▸ **Work instructions**
Present each line of the entries below that holds the word "识微商情".
── Recorded information
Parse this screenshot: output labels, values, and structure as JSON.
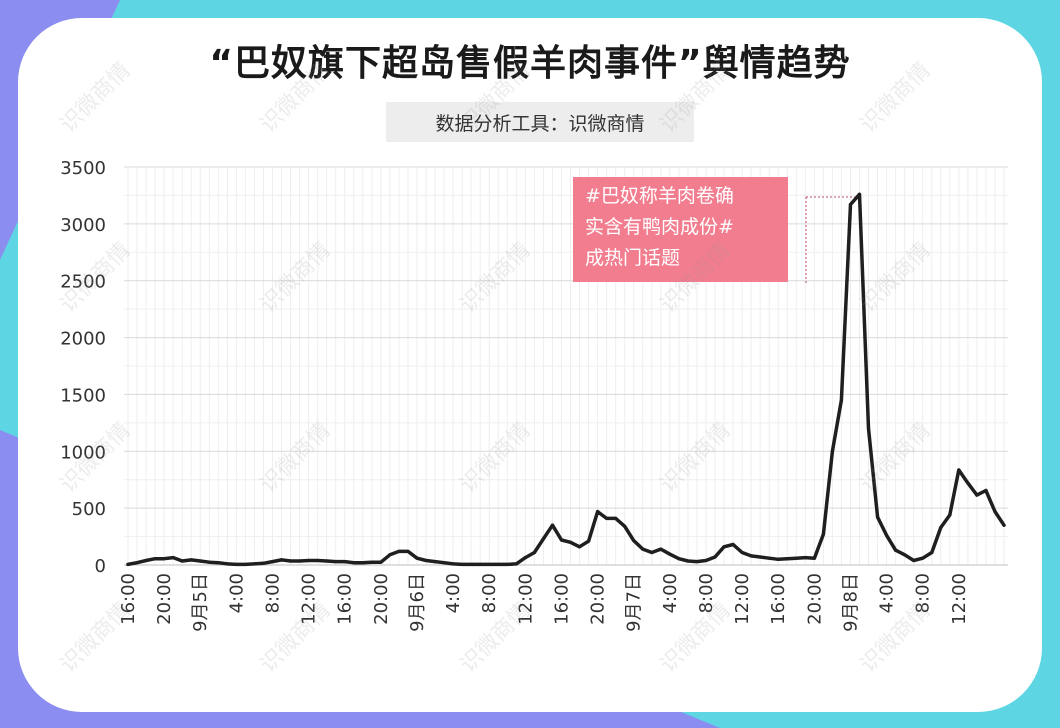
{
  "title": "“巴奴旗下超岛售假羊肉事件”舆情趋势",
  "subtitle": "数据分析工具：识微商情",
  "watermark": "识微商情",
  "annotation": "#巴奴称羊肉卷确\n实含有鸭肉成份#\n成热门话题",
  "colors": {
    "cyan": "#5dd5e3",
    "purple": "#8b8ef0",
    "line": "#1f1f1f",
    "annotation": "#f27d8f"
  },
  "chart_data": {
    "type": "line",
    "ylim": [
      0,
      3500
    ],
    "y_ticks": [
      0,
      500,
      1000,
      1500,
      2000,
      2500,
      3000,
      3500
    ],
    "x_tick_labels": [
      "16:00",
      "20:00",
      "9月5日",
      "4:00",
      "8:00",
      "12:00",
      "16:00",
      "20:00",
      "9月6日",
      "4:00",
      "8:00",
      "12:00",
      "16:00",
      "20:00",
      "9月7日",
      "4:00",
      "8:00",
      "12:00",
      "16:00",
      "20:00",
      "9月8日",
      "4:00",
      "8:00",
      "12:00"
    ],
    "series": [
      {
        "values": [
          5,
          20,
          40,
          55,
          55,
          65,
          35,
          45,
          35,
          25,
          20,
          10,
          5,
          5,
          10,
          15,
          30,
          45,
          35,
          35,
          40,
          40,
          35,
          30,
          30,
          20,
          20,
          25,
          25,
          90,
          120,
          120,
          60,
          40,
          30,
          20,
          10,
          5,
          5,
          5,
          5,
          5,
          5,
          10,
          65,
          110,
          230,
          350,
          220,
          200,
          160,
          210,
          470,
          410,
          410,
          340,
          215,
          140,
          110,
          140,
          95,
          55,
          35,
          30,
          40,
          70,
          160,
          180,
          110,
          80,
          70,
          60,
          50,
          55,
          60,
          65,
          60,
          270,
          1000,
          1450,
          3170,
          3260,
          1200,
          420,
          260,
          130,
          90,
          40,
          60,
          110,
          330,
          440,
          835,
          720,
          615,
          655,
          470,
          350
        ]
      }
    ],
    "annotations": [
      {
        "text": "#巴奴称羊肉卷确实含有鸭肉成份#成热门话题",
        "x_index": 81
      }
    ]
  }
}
────
── Recorded information
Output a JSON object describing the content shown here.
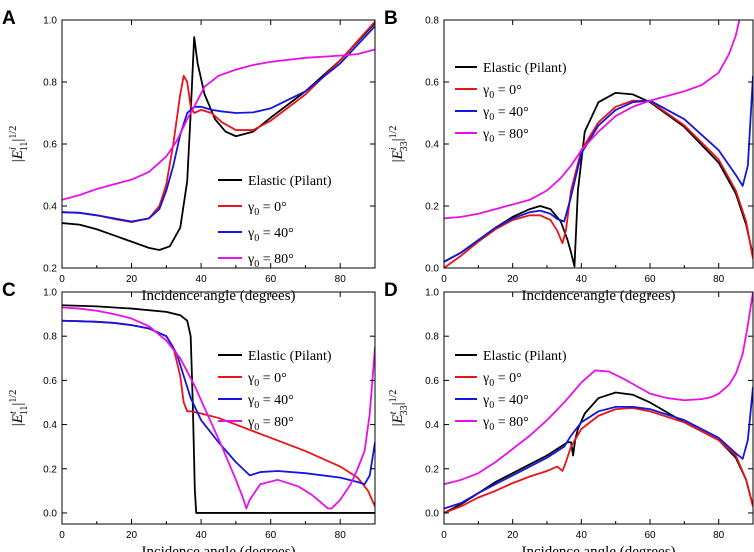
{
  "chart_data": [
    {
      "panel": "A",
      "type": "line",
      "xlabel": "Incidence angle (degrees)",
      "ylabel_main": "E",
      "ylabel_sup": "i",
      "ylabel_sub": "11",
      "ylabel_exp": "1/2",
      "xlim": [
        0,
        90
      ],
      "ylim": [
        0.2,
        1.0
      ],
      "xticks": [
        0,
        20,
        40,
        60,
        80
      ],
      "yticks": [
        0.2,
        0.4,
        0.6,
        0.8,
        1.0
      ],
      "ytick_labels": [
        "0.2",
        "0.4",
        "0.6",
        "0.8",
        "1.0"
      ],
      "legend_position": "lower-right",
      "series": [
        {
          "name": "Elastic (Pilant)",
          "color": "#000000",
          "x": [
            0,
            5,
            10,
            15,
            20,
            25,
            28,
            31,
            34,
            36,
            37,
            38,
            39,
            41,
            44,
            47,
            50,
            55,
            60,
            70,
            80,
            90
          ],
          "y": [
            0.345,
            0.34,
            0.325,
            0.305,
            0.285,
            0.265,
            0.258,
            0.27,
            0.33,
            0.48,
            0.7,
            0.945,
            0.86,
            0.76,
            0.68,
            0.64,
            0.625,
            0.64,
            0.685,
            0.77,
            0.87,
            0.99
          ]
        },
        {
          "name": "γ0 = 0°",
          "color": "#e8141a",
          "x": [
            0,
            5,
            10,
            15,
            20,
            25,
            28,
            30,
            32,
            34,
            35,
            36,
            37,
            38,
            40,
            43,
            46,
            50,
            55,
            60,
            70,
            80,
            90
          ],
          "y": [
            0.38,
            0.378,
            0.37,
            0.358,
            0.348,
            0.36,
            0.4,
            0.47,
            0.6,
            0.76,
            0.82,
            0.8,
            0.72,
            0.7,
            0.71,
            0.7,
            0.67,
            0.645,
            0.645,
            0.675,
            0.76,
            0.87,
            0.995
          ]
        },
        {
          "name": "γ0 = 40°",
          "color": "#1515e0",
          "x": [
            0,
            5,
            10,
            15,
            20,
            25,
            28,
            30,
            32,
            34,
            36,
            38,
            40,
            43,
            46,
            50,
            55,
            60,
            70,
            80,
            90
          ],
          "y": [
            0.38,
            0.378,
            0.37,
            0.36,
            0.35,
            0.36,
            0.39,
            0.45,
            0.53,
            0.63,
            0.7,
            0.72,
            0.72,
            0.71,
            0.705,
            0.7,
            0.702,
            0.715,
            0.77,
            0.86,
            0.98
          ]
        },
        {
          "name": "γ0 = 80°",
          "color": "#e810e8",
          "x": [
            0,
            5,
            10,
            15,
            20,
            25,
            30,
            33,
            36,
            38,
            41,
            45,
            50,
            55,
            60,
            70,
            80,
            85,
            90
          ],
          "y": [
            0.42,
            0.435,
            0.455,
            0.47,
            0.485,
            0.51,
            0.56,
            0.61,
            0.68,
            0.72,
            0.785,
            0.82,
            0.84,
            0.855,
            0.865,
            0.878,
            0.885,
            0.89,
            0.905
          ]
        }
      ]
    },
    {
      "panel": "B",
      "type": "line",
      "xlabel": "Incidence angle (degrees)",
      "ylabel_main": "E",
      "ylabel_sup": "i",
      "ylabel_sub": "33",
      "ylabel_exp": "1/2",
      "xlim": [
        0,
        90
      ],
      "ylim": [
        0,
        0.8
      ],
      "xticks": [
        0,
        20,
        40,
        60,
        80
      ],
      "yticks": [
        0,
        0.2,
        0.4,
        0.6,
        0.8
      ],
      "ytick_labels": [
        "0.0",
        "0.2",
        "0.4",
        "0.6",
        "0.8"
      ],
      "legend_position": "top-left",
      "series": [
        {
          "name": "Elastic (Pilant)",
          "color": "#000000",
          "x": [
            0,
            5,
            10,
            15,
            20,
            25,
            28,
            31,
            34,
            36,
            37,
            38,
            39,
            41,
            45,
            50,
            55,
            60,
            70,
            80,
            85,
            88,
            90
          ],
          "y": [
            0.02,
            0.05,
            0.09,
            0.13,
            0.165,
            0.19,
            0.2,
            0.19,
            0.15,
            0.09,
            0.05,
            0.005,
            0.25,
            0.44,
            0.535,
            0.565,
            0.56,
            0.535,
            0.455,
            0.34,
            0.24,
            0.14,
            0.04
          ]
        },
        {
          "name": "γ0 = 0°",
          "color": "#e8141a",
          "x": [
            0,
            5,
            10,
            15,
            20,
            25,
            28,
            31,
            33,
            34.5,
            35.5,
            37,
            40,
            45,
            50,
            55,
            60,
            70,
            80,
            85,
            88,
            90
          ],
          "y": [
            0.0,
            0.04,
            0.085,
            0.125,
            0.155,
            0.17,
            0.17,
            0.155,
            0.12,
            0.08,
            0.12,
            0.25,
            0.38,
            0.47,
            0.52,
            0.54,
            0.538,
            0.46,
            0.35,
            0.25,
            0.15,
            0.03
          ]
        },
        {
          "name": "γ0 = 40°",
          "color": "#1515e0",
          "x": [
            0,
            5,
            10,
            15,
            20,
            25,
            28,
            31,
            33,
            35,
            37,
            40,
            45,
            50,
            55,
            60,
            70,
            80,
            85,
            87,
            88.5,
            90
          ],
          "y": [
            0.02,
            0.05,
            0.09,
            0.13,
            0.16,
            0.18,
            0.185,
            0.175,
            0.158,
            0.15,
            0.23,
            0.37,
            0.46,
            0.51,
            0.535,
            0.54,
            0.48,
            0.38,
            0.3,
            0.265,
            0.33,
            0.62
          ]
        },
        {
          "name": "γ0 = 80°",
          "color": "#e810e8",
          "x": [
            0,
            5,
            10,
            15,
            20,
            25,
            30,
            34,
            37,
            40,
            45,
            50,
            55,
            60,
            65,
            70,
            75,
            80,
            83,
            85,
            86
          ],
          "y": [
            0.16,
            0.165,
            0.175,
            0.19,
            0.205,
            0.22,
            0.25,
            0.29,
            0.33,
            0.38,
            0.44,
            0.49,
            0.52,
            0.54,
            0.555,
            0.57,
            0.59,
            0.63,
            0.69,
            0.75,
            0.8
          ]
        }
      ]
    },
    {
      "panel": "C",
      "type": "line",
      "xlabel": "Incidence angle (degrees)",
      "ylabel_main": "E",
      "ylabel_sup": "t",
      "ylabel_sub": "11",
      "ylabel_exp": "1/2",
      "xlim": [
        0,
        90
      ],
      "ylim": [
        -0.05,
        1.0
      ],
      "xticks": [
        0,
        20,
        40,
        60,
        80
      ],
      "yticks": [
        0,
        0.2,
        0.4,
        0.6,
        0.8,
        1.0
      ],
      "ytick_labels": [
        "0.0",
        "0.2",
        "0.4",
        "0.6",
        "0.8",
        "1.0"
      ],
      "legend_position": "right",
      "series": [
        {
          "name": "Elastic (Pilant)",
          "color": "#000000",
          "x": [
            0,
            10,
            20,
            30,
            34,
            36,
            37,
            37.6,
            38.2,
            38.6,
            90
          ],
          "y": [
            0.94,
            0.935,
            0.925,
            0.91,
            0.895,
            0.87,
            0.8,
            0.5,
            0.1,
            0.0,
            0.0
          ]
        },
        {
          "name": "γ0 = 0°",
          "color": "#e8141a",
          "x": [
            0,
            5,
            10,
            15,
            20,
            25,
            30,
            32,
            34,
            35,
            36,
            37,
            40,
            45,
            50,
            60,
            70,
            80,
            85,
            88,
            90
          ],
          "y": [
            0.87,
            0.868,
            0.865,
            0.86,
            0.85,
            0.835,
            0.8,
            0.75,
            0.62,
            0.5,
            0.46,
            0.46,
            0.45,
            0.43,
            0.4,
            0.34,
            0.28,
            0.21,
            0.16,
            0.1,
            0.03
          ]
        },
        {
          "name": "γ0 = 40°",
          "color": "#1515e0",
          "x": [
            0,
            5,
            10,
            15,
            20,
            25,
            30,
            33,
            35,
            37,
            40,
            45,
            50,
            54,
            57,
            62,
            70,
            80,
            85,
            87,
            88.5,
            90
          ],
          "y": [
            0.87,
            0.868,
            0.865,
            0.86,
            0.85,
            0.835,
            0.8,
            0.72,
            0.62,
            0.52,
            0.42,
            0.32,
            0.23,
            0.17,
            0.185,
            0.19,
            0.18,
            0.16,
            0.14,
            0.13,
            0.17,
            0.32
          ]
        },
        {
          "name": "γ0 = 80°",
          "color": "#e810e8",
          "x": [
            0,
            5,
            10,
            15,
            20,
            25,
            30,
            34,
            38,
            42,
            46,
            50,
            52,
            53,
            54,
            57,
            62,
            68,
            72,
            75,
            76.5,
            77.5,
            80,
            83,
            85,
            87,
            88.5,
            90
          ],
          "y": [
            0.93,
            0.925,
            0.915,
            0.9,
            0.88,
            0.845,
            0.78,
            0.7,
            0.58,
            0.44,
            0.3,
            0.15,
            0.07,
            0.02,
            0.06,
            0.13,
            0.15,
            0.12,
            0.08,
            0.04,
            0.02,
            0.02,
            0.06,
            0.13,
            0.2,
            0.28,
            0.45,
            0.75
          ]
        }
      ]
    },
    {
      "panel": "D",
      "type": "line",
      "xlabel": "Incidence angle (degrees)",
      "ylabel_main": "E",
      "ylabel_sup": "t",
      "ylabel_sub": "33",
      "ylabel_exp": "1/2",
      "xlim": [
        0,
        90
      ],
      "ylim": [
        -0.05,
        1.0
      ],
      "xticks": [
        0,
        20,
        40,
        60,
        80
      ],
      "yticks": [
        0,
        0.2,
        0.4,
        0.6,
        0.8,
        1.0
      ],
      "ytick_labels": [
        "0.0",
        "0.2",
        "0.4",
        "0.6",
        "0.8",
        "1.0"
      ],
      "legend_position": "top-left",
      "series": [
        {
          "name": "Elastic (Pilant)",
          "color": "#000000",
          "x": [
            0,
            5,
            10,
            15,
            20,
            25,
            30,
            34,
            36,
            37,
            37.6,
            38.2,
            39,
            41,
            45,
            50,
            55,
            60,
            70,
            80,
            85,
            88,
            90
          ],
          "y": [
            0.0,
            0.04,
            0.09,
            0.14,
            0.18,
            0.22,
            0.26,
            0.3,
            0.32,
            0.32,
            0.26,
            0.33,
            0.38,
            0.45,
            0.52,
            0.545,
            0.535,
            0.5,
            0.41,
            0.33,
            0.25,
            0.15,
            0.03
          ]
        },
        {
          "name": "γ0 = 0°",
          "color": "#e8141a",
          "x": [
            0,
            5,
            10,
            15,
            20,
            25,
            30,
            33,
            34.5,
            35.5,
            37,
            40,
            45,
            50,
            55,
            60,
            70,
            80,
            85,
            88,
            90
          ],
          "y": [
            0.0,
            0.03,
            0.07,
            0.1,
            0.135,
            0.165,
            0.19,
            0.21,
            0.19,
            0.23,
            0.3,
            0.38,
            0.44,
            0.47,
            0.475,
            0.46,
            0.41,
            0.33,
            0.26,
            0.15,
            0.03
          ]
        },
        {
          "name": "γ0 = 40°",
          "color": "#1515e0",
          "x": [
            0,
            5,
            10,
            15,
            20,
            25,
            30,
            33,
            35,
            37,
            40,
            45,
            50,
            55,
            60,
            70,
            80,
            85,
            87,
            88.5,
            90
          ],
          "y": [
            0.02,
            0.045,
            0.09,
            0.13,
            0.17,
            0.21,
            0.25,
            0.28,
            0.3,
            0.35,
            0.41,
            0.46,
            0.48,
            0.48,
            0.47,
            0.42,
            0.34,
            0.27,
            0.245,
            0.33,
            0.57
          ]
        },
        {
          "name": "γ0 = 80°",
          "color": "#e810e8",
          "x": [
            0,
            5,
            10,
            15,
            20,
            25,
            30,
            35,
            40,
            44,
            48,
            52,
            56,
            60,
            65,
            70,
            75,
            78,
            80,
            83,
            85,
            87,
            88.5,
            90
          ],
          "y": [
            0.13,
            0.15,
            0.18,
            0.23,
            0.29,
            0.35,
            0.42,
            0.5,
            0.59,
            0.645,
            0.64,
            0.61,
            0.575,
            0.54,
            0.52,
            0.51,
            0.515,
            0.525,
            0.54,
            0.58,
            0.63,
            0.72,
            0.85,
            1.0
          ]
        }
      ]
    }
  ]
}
────
▸ **Output of the exercise**
  "subtitle": "数据分析工具：识微商情",
  "watermark": "识微商情",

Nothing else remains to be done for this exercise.